▼
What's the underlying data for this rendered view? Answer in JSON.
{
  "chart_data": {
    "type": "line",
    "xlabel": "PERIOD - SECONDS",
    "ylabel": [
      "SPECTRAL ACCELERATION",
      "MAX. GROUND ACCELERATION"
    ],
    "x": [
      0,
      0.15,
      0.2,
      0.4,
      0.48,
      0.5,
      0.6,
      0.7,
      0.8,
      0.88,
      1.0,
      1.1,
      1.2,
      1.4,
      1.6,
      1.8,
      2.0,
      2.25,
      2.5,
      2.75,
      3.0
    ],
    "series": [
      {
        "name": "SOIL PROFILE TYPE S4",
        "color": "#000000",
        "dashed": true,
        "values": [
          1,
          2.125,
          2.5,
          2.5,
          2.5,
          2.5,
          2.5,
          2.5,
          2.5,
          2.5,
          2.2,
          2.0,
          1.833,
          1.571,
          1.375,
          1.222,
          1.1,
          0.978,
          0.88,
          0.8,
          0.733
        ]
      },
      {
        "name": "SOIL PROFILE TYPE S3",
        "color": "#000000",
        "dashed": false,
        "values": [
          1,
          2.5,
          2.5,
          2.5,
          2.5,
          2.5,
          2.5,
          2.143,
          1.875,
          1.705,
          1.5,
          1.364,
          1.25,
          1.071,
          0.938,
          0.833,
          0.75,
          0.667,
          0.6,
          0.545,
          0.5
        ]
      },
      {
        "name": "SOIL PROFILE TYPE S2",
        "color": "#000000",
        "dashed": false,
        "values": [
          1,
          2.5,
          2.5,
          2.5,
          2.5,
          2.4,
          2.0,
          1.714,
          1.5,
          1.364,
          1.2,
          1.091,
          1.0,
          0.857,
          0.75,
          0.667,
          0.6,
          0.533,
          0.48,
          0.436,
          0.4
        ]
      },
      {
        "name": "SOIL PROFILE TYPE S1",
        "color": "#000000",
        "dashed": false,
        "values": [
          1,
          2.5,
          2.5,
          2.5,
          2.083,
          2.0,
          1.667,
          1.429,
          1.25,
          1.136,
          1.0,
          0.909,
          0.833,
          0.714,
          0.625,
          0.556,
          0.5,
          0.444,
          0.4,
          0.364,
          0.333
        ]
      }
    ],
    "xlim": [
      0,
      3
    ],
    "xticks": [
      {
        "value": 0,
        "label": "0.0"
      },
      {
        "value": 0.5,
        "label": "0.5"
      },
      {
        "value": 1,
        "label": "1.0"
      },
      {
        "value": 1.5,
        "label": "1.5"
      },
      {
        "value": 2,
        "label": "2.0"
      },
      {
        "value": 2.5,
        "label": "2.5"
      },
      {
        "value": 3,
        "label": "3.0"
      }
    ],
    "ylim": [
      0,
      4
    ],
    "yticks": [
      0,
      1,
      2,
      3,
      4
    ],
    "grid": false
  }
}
▲
Output all of the data again. Match it exactly.

_The result_.
What's the underlying data for this rendered view? Answer in JSON.
{
  "chart_data": {
    "type": "line",
    "xlabel": "PERIOD - SECONDS",
    "ylabel": [
      "SPECTRAL ACCELERATION",
      "MAX. GROUND ACCELERATION"
    ],
    "x": [
      0,
      0.15,
      0.2,
      0.4,
      0.48,
      0.5,
      0.6,
      0.7,
      0.8,
      0.88,
      1.0,
      1.1,
      1.2,
      1.4,
      1.6,
      1.8,
      2.0,
      2.25,
      2.5,
      2.75,
      3.0
    ],
    "series": [
      {
        "name": "SOIL PROFILE TYPE S4",
        "color": "#000000",
        "dashed": true,
        "values": [
          1,
          2.125,
          2.5,
          2.5,
          2.5,
          2.5,
          2.5,
          2.5,
          2.5,
          2.5,
          2.2,
          2.0,
          1.833,
          1.571,
          1.375,
          1.222,
          1.1,
          0.978,
          0.88,
          0.8,
          0.733
        ]
      },
      {
        "name": "SOIL PROFILE TYPE S3",
        "color": "#000000",
        "dashed": false,
        "values": [
          1,
          2.5,
          2.5,
          2.5,
          2.5,
          2.5,
          2.5,
          2.143,
          1.875,
          1.705,
          1.5,
          1.364,
          1.25,
          1.071,
          0.938,
          0.833,
          0.75,
          0.667,
          0.6,
          0.545,
          0.5
        ]
      },
      {
        "name": "SOIL PROFILE TYPE S2",
        "color": "#000000",
        "dashed": false,
        "values": [
          1,
          2.5,
          2.5,
          2.5,
          2.5,
          2.4,
          2.0,
          1.714,
          1.5,
          1.364,
          1.2,
          1.091,
          1.0,
          0.857,
          0.75,
          0.667,
          0.6,
          0.533,
          0.48,
          0.436,
          0.4
        ]
      },
      {
        "name": "SOIL PROFILE TYPE S1",
        "color": "#000000",
        "dashed": false,
        "values": [
          1,
          2.5,
          2.5,
          2.5,
          2.083,
          2.0,
          1.667,
          1.429,
          1.25,
          1.136,
          1.0,
          0.909,
          0.833,
          0.714,
          0.625,
          0.556,
          0.5,
          0.444,
          0.4,
          0.364,
          0.333
        ]
      }
    ],
    "xlim": [
      0,
      3
    ],
    "xticks": [
      {
        "value": 0,
        "label": "0.0"
      },
      {
        "value": 0.5,
        "label": "0.5"
      },
      {
        "value": 1,
        "label": "1.0"
      },
      {
        "value": 1.5,
        "label": "1.5"
      },
      {
        "value": 2,
        "label": "2.0"
      },
      {
        "value": 2.5,
        "label": "2.5"
      },
      {
        "value": 3,
        "label": "3.0"
      }
    ],
    "ylim": [
      0,
      4
    ],
    "yticks": [
      0,
      1,
      2,
      3,
      4
    ],
    "grid": false
  }
}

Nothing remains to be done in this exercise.